Collected data entries:
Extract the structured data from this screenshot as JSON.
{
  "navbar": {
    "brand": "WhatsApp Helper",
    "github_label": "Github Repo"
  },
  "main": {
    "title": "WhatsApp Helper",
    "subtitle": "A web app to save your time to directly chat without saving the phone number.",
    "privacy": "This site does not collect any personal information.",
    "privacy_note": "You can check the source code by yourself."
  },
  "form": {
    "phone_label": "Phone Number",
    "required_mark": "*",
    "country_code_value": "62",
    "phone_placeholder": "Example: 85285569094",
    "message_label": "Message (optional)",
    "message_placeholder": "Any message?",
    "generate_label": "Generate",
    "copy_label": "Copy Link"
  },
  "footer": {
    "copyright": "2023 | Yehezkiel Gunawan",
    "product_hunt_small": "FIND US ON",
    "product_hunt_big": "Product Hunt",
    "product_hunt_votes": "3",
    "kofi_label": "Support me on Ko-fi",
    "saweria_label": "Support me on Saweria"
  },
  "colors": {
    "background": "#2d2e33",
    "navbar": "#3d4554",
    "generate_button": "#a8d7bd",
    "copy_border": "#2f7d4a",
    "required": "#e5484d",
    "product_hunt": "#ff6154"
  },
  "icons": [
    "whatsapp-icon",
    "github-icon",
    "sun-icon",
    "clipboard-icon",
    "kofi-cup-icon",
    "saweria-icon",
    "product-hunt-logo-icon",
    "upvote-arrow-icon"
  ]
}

--

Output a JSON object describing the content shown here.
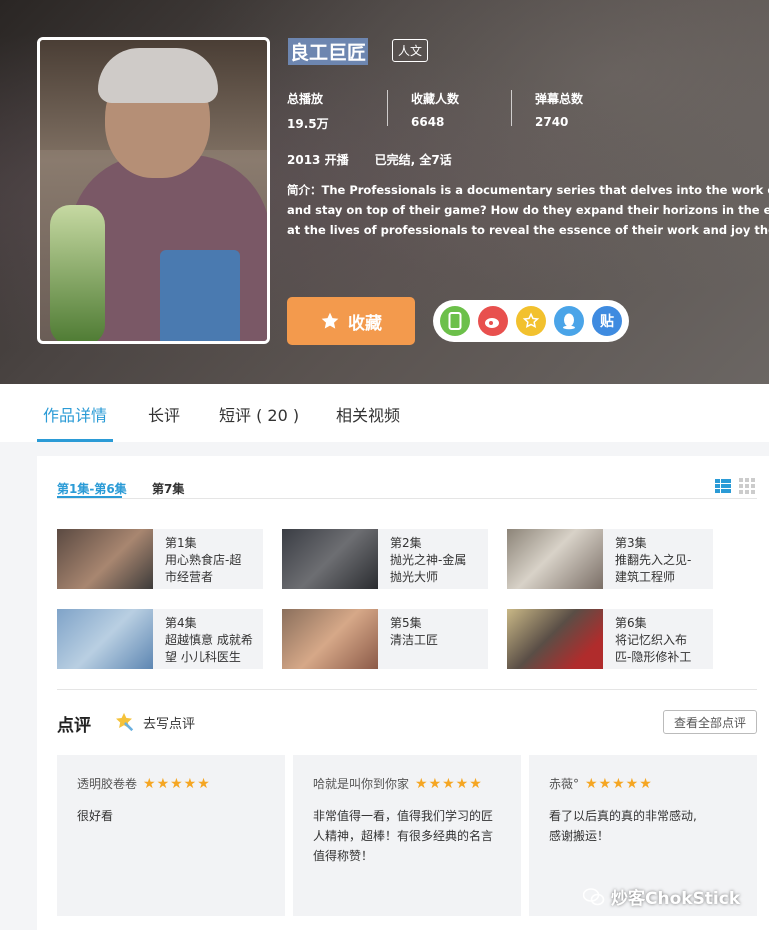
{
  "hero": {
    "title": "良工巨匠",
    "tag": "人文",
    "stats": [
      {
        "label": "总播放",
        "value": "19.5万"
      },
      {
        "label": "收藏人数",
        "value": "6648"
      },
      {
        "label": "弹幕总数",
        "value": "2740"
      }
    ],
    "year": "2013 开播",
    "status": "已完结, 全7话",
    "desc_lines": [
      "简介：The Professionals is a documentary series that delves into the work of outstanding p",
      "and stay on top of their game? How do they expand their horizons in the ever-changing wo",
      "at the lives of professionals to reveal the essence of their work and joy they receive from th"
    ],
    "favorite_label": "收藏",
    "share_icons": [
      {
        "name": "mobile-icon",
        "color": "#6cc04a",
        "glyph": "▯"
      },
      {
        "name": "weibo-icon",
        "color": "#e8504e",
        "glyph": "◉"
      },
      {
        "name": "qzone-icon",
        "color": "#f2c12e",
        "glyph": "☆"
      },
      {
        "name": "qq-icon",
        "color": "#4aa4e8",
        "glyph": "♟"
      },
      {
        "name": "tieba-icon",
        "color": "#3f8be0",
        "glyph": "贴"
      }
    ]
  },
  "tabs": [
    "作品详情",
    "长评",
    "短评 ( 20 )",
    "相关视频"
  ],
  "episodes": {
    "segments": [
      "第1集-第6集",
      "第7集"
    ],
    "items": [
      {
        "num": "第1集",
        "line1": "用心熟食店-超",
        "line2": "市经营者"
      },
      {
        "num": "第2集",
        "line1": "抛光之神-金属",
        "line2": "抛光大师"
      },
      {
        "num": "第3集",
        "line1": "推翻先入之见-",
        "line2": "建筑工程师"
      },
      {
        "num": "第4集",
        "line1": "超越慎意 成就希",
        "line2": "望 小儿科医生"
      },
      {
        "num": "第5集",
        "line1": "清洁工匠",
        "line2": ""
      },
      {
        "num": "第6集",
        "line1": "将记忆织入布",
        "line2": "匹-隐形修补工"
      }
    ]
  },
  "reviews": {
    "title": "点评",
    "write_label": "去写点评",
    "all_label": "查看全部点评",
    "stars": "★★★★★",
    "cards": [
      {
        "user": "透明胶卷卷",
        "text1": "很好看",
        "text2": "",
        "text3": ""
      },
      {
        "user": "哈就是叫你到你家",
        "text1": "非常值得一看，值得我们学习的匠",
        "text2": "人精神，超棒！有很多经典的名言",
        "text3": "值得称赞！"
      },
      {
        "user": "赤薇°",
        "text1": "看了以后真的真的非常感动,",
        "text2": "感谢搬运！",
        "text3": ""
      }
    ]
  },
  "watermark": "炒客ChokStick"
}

- [Your task]
Extract, from the material above, each line holding the word "work".

- [The reply]
      "简介：The Professionals is a documentary series that delves into the work of outstanding p",
      "at the lives of professionals to reveal the essence of their work and joy they receive from th"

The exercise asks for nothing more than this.